Requirement: Will you give every entry again exactly as it stands?

═════ Input rows

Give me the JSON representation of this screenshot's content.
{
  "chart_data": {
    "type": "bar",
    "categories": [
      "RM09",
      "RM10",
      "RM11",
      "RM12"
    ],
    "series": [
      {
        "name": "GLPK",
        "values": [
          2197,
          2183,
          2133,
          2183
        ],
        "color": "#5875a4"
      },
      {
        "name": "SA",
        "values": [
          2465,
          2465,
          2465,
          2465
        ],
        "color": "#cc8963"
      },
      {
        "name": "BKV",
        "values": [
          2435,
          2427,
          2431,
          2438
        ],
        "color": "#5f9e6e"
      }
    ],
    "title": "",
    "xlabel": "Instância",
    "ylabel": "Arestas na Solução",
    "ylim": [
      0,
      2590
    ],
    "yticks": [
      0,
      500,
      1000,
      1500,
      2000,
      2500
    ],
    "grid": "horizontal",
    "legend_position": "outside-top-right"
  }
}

══════════

Reply to the task:
Give me the JSON representation of this screenshot's content.
{
  "chart_data": {
    "type": "bar",
    "categories": [
      "RM09",
      "RM10",
      "RM11",
      "RM12"
    ],
    "series": [
      {
        "name": "GLPK",
        "values": [
          2197,
          2183,
          2133,
          2183
        ],
        "color": "#5875a4"
      },
      {
        "name": "SA",
        "values": [
          2465,
          2465,
          2465,
          2465
        ],
        "color": "#cc8963"
      },
      {
        "name": "BKV",
        "values": [
          2435,
          2427,
          2431,
          2438
        ],
        "color": "#5f9e6e"
      }
    ],
    "title": "",
    "xlabel": "Instância",
    "ylabel": "Arestas na Solução",
    "ylim": [
      0,
      2590
    ],
    "yticks": [
      0,
      500,
      1000,
      1500,
      2000,
      2500
    ],
    "grid": "horizontal",
    "legend_position": "outside-top-right"
  }
}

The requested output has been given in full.